> _PROBLEM DETAILS_: Tally the lines holding the string "Show" and reply with that number alone.

> _RECORD EXCERPTS_:
= = = = = = =

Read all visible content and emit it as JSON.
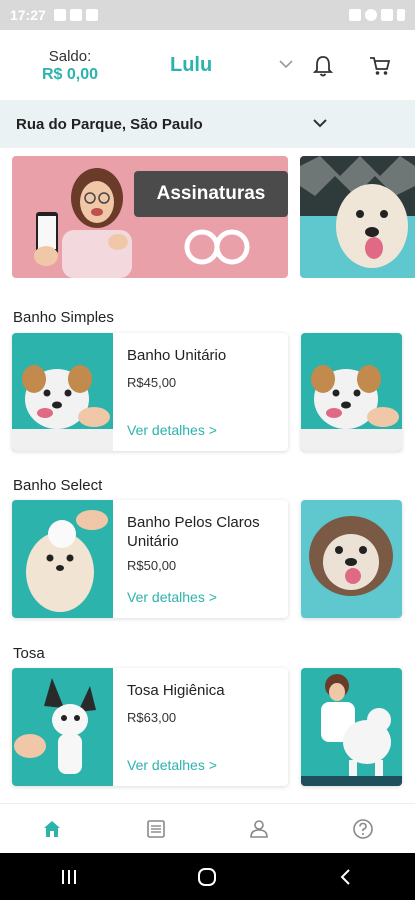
{
  "status_bar": {
    "time": "17:27",
    "icons_left": [
      "image-icon",
      "facebook-icon",
      "play-icon"
    ],
    "icons_right": [
      "mute-icon",
      "wifi-icon",
      "signal-icon",
      "battery-icon"
    ]
  },
  "header": {
    "balance_label": "Saldo:",
    "balance_value": "R$ 0,00",
    "pet_name": "Lulu",
    "icons": [
      "chevron-down-icon",
      "bell-icon",
      "cart-icon"
    ]
  },
  "address": {
    "text": "Rua do Parque, São Paulo",
    "icon": "chevron-down-icon"
  },
  "banner": {
    "tag": "Assinaturas",
    "icon": "infinity-icon"
  },
  "sections": [
    {
      "title": "Banho Simples",
      "product": {
        "name": "Banho Unitário",
        "price": "R$45,00",
        "details": "Ver detalhes >"
      }
    },
    {
      "title": "Banho Select",
      "product": {
        "name": "Banho Pelos Claros Unitário",
        "price": "R$50,00",
        "details": "Ver detalhes >"
      }
    },
    {
      "title": "Tosa",
      "product": {
        "name": "Tosa Higiênica",
        "price": "R$63,00",
        "details": "Ver detalhes >"
      }
    }
  ],
  "bottom_nav": {
    "items": [
      "home-icon",
      "orders-icon",
      "profile-icon",
      "help-icon"
    ],
    "active": "home-icon"
  },
  "system_nav": [
    "recents-icon",
    "home-circle-icon",
    "back-icon"
  ],
  "colors": {
    "accent": "#2bb3ac",
    "banner": "#e9a0a8",
    "address_bg": "#ebf2f4"
  }
}
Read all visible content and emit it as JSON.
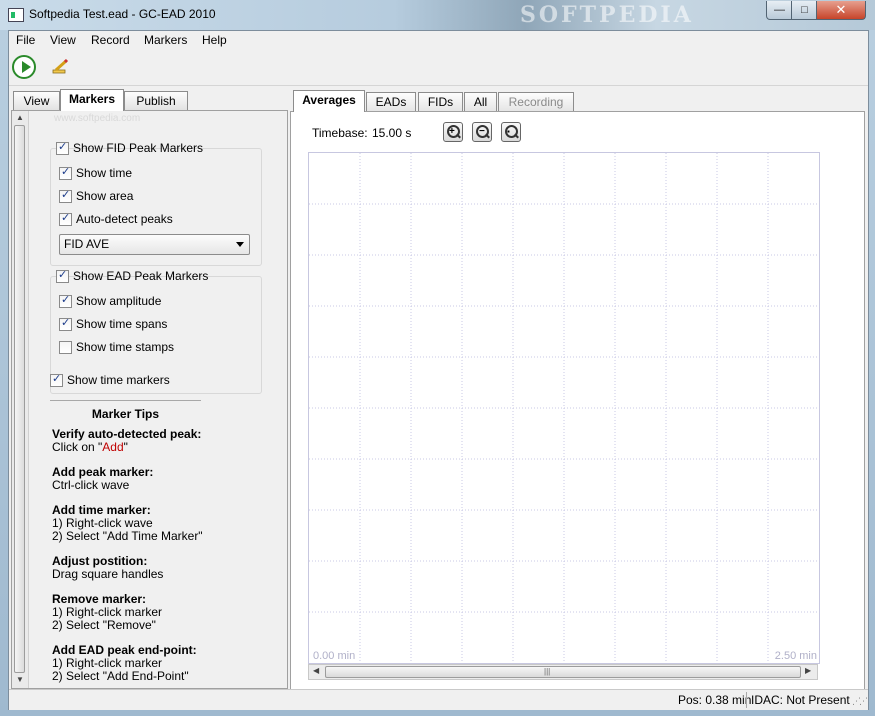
{
  "window": {
    "title": "Softpedia Test.ead - GC-EAD 2010",
    "watermark": "SOFTPEDIA",
    "minimize_glyph": "—",
    "maximize_glyph": "□",
    "close_glyph": "✕"
  },
  "menu": [
    "File",
    "View",
    "Record",
    "Markers",
    "Help"
  ],
  "toolbar": {
    "run_icon": "play-icon",
    "edit_icon": "pencil-icon"
  },
  "left_tabs": [
    "View",
    "Markers",
    "Publish"
  ],
  "left_watermark": "www.softpedia.com",
  "fid_group": {
    "header": "Show FID Peak Markers",
    "header_checked": true,
    "items": [
      {
        "label": "Show time",
        "checked": true
      },
      {
        "label": "Show area",
        "checked": true
      },
      {
        "label": "Auto-detect peaks",
        "checked": true
      }
    ],
    "select_value": "FID AVE"
  },
  "ead_group": {
    "header": "Show EAD Peak Markers",
    "header_checked": true,
    "items": [
      {
        "label": "Show amplitude",
        "checked": true
      },
      {
        "label": "Show time spans",
        "checked": true
      },
      {
        "label": "Show time stamps",
        "checked": false
      }
    ]
  },
  "time_markers": {
    "label": "Show time markers",
    "checked": true
  },
  "tips": {
    "title": "Marker Tips",
    "t1_head": "Verify auto-detected peak:",
    "t1_pre": "Click on \"",
    "t1_link": "Add",
    "t1_post": "\"",
    "t2_head": "Add peak marker:",
    "t2_l1": "Ctrl-click wave",
    "t3_head": "Add time marker:",
    "t3_l1": "1) Right-click wave",
    "t3_l2": "2) Select \"Add Time Marker\"",
    "t4_head": "Adjust postition:",
    "t4_l1": "Drag square handles",
    "t5_head": "Remove marker:",
    "t5_l1": "1) Right-click marker",
    "t5_l2": "2) Select \"Remove\"",
    "t6_head": "Add EAD peak end-point:",
    "t6_l1": "1) Right-click marker",
    "t6_l2": "2) Select \"Add End-Point\""
  },
  "right_tabs": [
    "Averages",
    "EADs",
    "FIDs",
    "All",
    "Recording"
  ],
  "timebase": {
    "label": "Timebase:",
    "value": "15.00 s"
  },
  "plot": {
    "min_label": "0.00 min",
    "max_label": "2.50 min",
    "grid_color": "#c8c8e6"
  },
  "status": {
    "pos": "Pos: 0.38 min",
    "idac": "IDAC: Not Present"
  }
}
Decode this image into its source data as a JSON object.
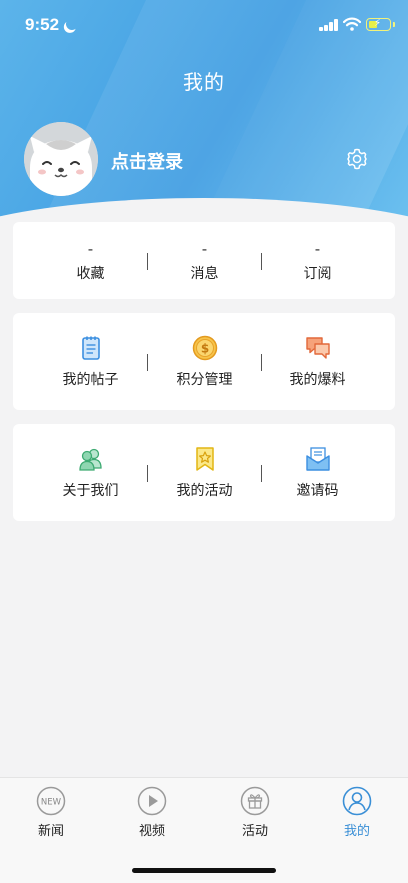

= = = = = = =

> _THE OUTPUT_: 8